Given exercise
Copy the lines below as they are; omit the images they contain.

Supplied data
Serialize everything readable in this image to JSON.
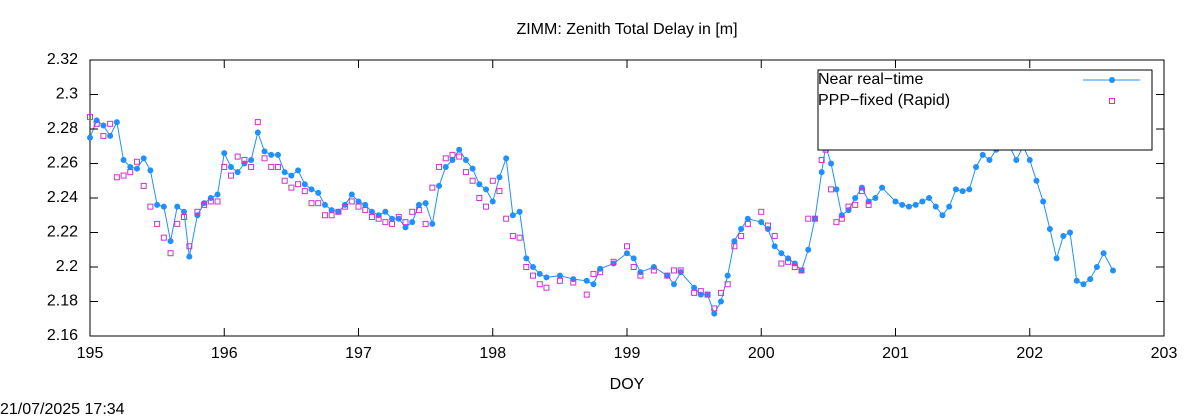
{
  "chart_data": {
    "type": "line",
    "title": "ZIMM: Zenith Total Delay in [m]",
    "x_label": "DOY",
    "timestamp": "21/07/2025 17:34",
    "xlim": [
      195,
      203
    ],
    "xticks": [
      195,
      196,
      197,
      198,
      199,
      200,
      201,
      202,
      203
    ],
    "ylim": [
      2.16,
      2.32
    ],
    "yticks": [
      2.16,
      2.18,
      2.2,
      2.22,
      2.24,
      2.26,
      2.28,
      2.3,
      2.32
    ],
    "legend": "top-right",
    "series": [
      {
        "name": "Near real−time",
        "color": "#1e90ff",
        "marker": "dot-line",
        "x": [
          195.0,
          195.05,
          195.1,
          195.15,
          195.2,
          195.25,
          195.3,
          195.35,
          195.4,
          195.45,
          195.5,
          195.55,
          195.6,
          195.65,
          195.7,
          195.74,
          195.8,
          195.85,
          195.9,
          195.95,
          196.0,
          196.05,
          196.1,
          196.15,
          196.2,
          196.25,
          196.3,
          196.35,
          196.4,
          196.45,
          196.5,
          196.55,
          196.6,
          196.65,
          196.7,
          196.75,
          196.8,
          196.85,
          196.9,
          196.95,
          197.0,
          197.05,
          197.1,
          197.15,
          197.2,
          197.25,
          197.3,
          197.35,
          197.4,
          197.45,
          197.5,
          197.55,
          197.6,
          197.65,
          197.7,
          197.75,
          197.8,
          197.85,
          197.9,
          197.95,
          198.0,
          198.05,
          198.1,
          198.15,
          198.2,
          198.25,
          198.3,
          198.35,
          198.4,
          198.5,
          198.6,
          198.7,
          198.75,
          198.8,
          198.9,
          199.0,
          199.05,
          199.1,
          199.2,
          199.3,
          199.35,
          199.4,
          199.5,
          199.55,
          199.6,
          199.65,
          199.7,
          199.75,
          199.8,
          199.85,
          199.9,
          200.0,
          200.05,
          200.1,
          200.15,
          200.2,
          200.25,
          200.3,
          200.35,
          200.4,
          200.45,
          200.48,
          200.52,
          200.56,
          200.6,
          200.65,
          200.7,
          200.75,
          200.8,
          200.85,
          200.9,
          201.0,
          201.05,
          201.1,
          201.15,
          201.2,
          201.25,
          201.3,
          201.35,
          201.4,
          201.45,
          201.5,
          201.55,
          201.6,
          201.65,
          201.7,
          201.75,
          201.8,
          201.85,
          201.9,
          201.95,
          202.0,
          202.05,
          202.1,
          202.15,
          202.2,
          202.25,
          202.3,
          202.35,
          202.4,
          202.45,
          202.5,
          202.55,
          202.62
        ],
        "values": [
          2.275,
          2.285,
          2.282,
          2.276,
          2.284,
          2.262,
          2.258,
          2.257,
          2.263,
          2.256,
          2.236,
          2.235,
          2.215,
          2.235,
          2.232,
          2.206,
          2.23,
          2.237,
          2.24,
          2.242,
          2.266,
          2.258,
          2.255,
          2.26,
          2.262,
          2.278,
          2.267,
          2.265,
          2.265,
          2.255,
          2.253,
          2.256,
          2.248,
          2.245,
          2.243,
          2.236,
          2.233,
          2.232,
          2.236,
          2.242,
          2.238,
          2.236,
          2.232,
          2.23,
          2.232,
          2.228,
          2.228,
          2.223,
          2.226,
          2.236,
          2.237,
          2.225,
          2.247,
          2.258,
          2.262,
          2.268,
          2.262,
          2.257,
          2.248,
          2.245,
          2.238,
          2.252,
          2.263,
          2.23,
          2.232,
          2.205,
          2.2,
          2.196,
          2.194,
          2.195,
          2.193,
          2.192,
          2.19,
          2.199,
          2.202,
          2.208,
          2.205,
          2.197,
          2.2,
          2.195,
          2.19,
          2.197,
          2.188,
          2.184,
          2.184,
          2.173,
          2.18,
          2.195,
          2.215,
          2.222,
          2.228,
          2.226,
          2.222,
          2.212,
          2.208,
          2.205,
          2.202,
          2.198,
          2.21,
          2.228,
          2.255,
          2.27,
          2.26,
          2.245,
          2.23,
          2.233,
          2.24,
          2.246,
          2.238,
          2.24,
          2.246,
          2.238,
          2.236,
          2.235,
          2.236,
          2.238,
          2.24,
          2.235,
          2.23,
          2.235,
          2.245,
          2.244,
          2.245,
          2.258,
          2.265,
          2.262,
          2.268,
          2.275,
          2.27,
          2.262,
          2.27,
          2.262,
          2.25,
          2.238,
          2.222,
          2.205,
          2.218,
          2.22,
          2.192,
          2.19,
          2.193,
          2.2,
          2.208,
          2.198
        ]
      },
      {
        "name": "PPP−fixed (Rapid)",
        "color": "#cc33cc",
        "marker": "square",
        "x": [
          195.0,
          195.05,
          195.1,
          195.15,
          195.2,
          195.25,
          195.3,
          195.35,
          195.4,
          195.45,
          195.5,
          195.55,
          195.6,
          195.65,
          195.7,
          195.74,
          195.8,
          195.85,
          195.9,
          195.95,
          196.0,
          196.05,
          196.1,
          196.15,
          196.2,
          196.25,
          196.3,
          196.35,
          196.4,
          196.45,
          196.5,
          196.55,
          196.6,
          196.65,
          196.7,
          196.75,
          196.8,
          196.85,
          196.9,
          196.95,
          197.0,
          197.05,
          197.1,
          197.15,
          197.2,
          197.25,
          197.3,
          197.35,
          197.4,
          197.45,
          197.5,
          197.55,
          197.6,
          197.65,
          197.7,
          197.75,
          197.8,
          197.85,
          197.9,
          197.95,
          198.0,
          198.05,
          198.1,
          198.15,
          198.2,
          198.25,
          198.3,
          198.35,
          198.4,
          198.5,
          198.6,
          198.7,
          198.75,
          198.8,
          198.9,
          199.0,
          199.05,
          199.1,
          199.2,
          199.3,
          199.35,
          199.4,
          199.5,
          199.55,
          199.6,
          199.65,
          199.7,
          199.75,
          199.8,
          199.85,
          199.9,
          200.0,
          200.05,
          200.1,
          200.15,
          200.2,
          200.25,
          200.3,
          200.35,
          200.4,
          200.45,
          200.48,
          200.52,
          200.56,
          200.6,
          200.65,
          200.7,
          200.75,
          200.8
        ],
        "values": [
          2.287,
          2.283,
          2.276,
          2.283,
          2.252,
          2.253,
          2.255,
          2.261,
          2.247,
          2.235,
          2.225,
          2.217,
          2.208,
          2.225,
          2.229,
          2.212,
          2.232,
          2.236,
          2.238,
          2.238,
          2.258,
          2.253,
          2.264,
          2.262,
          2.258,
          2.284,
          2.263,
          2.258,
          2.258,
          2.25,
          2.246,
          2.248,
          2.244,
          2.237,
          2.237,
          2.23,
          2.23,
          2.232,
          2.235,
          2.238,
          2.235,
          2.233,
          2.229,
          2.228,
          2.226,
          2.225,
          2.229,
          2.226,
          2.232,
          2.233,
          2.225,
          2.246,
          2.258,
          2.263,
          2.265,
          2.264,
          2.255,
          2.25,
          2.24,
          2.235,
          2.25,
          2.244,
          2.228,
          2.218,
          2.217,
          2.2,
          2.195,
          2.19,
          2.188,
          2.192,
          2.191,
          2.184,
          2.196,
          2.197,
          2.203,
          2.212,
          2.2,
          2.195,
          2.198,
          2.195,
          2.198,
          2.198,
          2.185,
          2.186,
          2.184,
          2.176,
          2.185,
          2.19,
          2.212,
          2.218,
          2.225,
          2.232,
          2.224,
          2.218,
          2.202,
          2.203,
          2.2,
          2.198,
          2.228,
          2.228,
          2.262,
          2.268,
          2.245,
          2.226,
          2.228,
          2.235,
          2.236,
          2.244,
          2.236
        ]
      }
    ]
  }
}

Answer for the task
Serialize everything readable in this image to JSON.
{
  "chart_data": {
    "type": "line",
    "title": "ZIMM: Zenith Total Delay in [m]",
    "x_label": "DOY",
    "timestamp": "21/07/2025 17:34",
    "xlim": [
      195,
      203
    ],
    "xticks": [
      195,
      196,
      197,
      198,
      199,
      200,
      201,
      202,
      203
    ],
    "ylim": [
      2.16,
      2.32
    ],
    "yticks": [
      2.16,
      2.18,
      2.2,
      2.22,
      2.24,
      2.26,
      2.28,
      2.3,
      2.32
    ],
    "legend": "top-right",
    "series": [
      {
        "name": "Near real−time",
        "color": "#1e90ff",
        "marker": "dot-line",
        "x": [
          195.0,
          195.05,
          195.1,
          195.15,
          195.2,
          195.25,
          195.3,
          195.35,
          195.4,
          195.45,
          195.5,
          195.55,
          195.6,
          195.65,
          195.7,
          195.74,
          195.8,
          195.85,
          195.9,
          195.95,
          196.0,
          196.05,
          196.1,
          196.15,
          196.2,
          196.25,
          196.3,
          196.35,
          196.4,
          196.45,
          196.5,
          196.55,
          196.6,
          196.65,
          196.7,
          196.75,
          196.8,
          196.85,
          196.9,
          196.95,
          197.0,
          197.05,
          197.1,
          197.15,
          197.2,
          197.25,
          197.3,
          197.35,
          197.4,
          197.45,
          197.5,
          197.55,
          197.6,
          197.65,
          197.7,
          197.75,
          197.8,
          197.85,
          197.9,
          197.95,
          198.0,
          198.05,
          198.1,
          198.15,
          198.2,
          198.25,
          198.3,
          198.35,
          198.4,
          198.5,
          198.6,
          198.7,
          198.75,
          198.8,
          198.9,
          199.0,
          199.05,
          199.1,
          199.2,
          199.3,
          199.35,
          199.4,
          199.5,
          199.55,
          199.6,
          199.65,
          199.7,
          199.75,
          199.8,
          199.85,
          199.9,
          200.0,
          200.05,
          200.1,
          200.15,
          200.2,
          200.25,
          200.3,
          200.35,
          200.4,
          200.45,
          200.48,
          200.52,
          200.56,
          200.6,
          200.65,
          200.7,
          200.75,
          200.8,
          200.85,
          200.9,
          201.0,
          201.05,
          201.1,
          201.15,
          201.2,
          201.25,
          201.3,
          201.35,
          201.4,
          201.45,
          201.5,
          201.55,
          201.6,
          201.65,
          201.7,
          201.75,
          201.8,
          201.85,
          201.9,
          201.95,
          202.0,
          202.05,
          202.1,
          202.15,
          202.2,
          202.25,
          202.3,
          202.35,
          202.4,
          202.45,
          202.5,
          202.55,
          202.62
        ],
        "values": [
          2.275,
          2.285,
          2.282,
          2.276,
          2.284,
          2.262,
          2.258,
          2.257,
          2.263,
          2.256,
          2.236,
          2.235,
          2.215,
          2.235,
          2.232,
          2.206,
          2.23,
          2.237,
          2.24,
          2.242,
          2.266,
          2.258,
          2.255,
          2.26,
          2.262,
          2.278,
          2.267,
          2.265,
          2.265,
          2.255,
          2.253,
          2.256,
          2.248,
          2.245,
          2.243,
          2.236,
          2.233,
          2.232,
          2.236,
          2.242,
          2.238,
          2.236,
          2.232,
          2.23,
          2.232,
          2.228,
          2.228,
          2.223,
          2.226,
          2.236,
          2.237,
          2.225,
          2.247,
          2.258,
          2.262,
          2.268,
          2.262,
          2.257,
          2.248,
          2.245,
          2.238,
          2.252,
          2.263,
          2.23,
          2.232,
          2.205,
          2.2,
          2.196,
          2.194,
          2.195,
          2.193,
          2.192,
          2.19,
          2.199,
          2.202,
          2.208,
          2.205,
          2.197,
          2.2,
          2.195,
          2.19,
          2.197,
          2.188,
          2.184,
          2.184,
          2.173,
          2.18,
          2.195,
          2.215,
          2.222,
          2.228,
          2.226,
          2.222,
          2.212,
          2.208,
          2.205,
          2.202,
          2.198,
          2.21,
          2.228,
          2.255,
          2.27,
          2.26,
          2.245,
          2.23,
          2.233,
          2.24,
          2.246,
          2.238,
          2.24,
          2.246,
          2.238,
          2.236,
          2.235,
          2.236,
          2.238,
          2.24,
          2.235,
          2.23,
          2.235,
          2.245,
          2.244,
          2.245,
          2.258,
          2.265,
          2.262,
          2.268,
          2.275,
          2.27,
          2.262,
          2.27,
          2.262,
          2.25,
          2.238,
          2.222,
          2.205,
          2.218,
          2.22,
          2.192,
          2.19,
          2.193,
          2.2,
          2.208,
          2.198
        ]
      },
      {
        "name": "PPP−fixed (Rapid)",
        "color": "#cc33cc",
        "marker": "square",
        "x": [
          195.0,
          195.05,
          195.1,
          195.15,
          195.2,
          195.25,
          195.3,
          195.35,
          195.4,
          195.45,
          195.5,
          195.55,
          195.6,
          195.65,
          195.7,
          195.74,
          195.8,
          195.85,
          195.9,
          195.95,
          196.0,
          196.05,
          196.1,
          196.15,
          196.2,
          196.25,
          196.3,
          196.35,
          196.4,
          196.45,
          196.5,
          196.55,
          196.6,
          196.65,
          196.7,
          196.75,
          196.8,
          196.85,
          196.9,
          196.95,
          197.0,
          197.05,
          197.1,
          197.15,
          197.2,
          197.25,
          197.3,
          197.35,
          197.4,
          197.45,
          197.5,
          197.55,
          197.6,
          197.65,
          197.7,
          197.75,
          197.8,
          197.85,
          197.9,
          197.95,
          198.0,
          198.05,
          198.1,
          198.15,
          198.2,
          198.25,
          198.3,
          198.35,
          198.4,
          198.5,
          198.6,
          198.7,
          198.75,
          198.8,
          198.9,
          199.0,
          199.05,
          199.1,
          199.2,
          199.3,
          199.35,
          199.4,
          199.5,
          199.55,
          199.6,
          199.65,
          199.7,
          199.75,
          199.8,
          199.85,
          199.9,
          200.0,
          200.05,
          200.1,
          200.15,
          200.2,
          200.25,
          200.3,
          200.35,
          200.4,
          200.45,
          200.48,
          200.52,
          200.56,
          200.6,
          200.65,
          200.7,
          200.75,
          200.8
        ],
        "values": [
          2.287,
          2.283,
          2.276,
          2.283,
          2.252,
          2.253,
          2.255,
          2.261,
          2.247,
          2.235,
          2.225,
          2.217,
          2.208,
          2.225,
          2.229,
          2.212,
          2.232,
          2.236,
          2.238,
          2.238,
          2.258,
          2.253,
          2.264,
          2.262,
          2.258,
          2.284,
          2.263,
          2.258,
          2.258,
          2.25,
          2.246,
          2.248,
          2.244,
          2.237,
          2.237,
          2.23,
          2.23,
          2.232,
          2.235,
          2.238,
          2.235,
          2.233,
          2.229,
          2.228,
          2.226,
          2.225,
          2.229,
          2.226,
          2.232,
          2.233,
          2.225,
          2.246,
          2.258,
          2.263,
          2.265,
          2.264,
          2.255,
          2.25,
          2.24,
          2.235,
          2.25,
          2.244,
          2.228,
          2.218,
          2.217,
          2.2,
          2.195,
          2.19,
          2.188,
          2.192,
          2.191,
          2.184,
          2.196,
          2.197,
          2.203,
          2.212,
          2.2,
          2.195,
          2.198,
          2.195,
          2.198,
          2.198,
          2.185,
          2.186,
          2.184,
          2.176,
          2.185,
          2.19,
          2.212,
          2.218,
          2.225,
          2.232,
          2.224,
          2.218,
          2.202,
          2.203,
          2.2,
          2.198,
          2.228,
          2.228,
          2.262,
          2.268,
          2.245,
          2.226,
          2.228,
          2.235,
          2.236,
          2.244,
          2.236
        ]
      }
    ]
  }
}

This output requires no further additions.